Les faux prophètes – par Yvan Blot

[Selon Yvan Blot, pourquoi Voltaire, Rousseau, Marx et Freud ont-ils eu tant de succès ? Parce que ce sont des séducteurs qui ont fait croire aux hommes qu’ils allaient réaliser leurs plus chers désirs.

  • Pas besoin de Dieu, vous êtes Dieu grâce à votre raison, dit Voltaire.
  • Pas besoin de roi, vous êtes vous-mêmes roi grâce à la démocratie, dit Rousseau.
  • Pas besoin de patrons, vous serez tous riches et tous patrons grâce au communisme, fait croire Marx.
  • Pas besoin de morale, soyons tous des Don Juan grâce à la révolution sexuelle, suggèrent Freud et surtout ses disciples.

En fait, tous avaient une vision de l’homme comme étant essentiellement un animal. Animal certes doué de raison, mais animal tout de même, dans son essence. Freud déclare dans « Malaise dans la culture » : « l’homme est un être à l’intelligence faible, qui est dominé par ses souhaits pulsionnels ».]

[Source : Le blog d’Anne Brassié]

Les faux prophètes par Yvan Blot

Publié le 6 février 2014 par Anne Brassié

blot

Pourquoi les faux prophètes sont ils plus écoutés que les vrais ?

Nous voulons de la philosophie, n’en fut il plus au monde . Cet air d’ Offenbach où l’on a remplacé amour par sagesse illustre parfaitement la réussite de ce livre qui nous explique les raisons de notre décadence . Quatre  faux prophètes ,Voltaire , Rousseau, Marx et Freud ont entraîné les peuples comme le joueur de flûte au bord du précipice, pour les uns, au fond du gouffre pour d’autres. Yvan Blot les présente à nouveau et cite leurs principales erreurs et vilenies . Nous avions besoin de ces piqûres de rappel. Les extraits lus dans le Lagarde et Michard de nos quinze ans sont lointains. Mais l’exercice est  essentiel pour les nouvelles générations qui n’ont rien lu du tout.

La méthode est celle du questionnement, « piété de la pensée » selon l’auteur que nous remercions pour cette image magnifique et si riche de sens..

Nous ré entendons Voltaire et ses attaques contre le catholicisme, « mère du fanatisme et de la discorde civile; ennemie du genre humain. » ou « Le fanatisme religieux est mille fois plus funeste car l’athéisme n’inspire pas de passion sanguinaire ». Voltaire n’a pu connaître  deux exemples contraires : Staline et Pol Pot.

Rousseau veut ne voir que des citoyens égaux. « L’homme est né libre et partout, il est dans les fers. » 

Ses conseils, nos hommes politiques semblent les appliquer à la lettre : « celui qui ose entreprendre d’instituer un peuple doit se sentir en état de changer, pour ainsi dire, la nature humaine… d’altérer la constitution de l’homme pour la renforcer… en sorte que si chaque citoyen n’est rien, ne peut rien que par les autres… on peut dire que la législation est au plus haut point de perfection qu’elle puisse atteindre. »  L’inégalité étant la tendance lourde de l’humanité on utilisera la force de la loi : « c’est précisément que la force des choses tend toujours à détruire l’égalité que la force de la législation doit toujours tendre à la maintenir. » On y est, alléluia !

**INFORMATIONS FOURNIES:**
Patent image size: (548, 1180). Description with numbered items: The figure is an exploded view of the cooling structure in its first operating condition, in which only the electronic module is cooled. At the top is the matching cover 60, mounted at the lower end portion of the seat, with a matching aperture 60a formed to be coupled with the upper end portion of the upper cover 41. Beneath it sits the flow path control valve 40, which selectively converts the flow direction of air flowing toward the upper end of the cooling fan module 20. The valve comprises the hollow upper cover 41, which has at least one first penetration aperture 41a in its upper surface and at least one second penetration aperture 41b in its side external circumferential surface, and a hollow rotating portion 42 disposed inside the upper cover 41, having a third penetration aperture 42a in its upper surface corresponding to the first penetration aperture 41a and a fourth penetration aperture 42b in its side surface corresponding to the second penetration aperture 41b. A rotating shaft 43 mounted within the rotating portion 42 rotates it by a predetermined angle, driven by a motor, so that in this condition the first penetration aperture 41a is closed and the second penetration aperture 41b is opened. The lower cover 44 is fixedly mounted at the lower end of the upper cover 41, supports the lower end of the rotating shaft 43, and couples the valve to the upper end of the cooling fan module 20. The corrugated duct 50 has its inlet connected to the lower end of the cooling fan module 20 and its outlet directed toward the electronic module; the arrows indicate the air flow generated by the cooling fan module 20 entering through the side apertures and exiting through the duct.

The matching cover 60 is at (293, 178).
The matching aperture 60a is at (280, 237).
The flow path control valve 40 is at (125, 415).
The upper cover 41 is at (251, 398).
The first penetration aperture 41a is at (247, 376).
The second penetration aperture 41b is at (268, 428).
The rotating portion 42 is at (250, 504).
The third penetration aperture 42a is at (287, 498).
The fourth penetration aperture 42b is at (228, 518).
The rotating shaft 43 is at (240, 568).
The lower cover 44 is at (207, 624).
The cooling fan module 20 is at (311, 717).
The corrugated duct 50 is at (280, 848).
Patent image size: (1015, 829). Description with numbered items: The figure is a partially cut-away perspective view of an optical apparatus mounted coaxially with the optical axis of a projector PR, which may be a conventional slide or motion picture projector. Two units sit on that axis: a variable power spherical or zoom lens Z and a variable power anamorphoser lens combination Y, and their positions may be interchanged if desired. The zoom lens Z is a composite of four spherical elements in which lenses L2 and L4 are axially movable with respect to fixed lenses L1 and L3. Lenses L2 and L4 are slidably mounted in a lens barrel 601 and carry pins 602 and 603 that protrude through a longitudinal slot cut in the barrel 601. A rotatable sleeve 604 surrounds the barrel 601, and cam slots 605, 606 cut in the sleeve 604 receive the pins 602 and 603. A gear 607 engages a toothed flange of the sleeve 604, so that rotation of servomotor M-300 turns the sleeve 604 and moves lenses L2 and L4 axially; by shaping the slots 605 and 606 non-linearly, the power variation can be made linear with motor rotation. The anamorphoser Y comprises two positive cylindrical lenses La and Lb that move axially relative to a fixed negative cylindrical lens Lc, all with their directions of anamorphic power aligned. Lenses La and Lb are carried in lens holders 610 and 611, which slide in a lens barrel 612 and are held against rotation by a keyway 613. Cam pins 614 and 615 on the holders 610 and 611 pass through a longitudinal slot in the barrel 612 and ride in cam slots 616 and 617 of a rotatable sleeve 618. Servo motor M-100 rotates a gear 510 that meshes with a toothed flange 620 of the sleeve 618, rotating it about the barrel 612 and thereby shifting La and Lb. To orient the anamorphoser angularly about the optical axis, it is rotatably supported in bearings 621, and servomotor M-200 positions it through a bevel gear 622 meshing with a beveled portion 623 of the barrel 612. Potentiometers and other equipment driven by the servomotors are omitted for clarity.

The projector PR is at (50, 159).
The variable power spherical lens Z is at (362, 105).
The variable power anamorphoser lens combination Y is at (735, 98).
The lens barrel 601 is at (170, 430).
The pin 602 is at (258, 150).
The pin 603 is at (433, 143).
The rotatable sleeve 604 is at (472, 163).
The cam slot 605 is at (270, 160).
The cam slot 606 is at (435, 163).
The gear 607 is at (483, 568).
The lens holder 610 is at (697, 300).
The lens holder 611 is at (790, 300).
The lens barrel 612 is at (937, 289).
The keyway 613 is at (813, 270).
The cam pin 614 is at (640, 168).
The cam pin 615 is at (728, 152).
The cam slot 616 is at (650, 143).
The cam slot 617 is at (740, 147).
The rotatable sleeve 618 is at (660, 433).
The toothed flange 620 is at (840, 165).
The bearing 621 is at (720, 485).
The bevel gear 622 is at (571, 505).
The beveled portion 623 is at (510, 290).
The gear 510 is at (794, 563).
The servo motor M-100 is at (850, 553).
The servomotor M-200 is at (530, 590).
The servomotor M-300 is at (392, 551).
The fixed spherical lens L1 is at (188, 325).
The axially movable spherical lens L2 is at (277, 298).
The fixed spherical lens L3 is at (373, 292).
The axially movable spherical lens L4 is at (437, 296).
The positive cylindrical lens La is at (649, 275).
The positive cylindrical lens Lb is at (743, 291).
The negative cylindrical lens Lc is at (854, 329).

**CONSIGNE DONNÉE:** Recopiez fidèlement le passage de l'article sur les faux prophètes qui commence par « Rousseau veut ne » et se poursuit jusqu'à « est, alléluia ! ».

**RÉPONSE ATTENDUE:**
Rousseau veut ne voir que des citoyens égaux. « L’homme est né libre et partout, il est dans les fers. » 

Ses conseils, nos hommes politiques semblent les appliquer à la lettre : « celui qui ose entreprendre d’instituer un peuple doit se sentir en état de changer, pour ainsi dire, la nature humaine… d’altérer la constitution de l’homme pour la renforcer… en sorte que si chaque citoyen n’est rien, ne peut rien que par les autres… on peut dire que la législation est au plus haut point de perfection qu’elle puisse atteindre. »  L’inégalité étant la tendance lourde de l’humanité on utilisera la force de la loi : « c’est précisément que la force des choses tend toujours à détruire l’égalité que la force de la législation doit toujours tendre à la maintenir. » On y est, alléluia !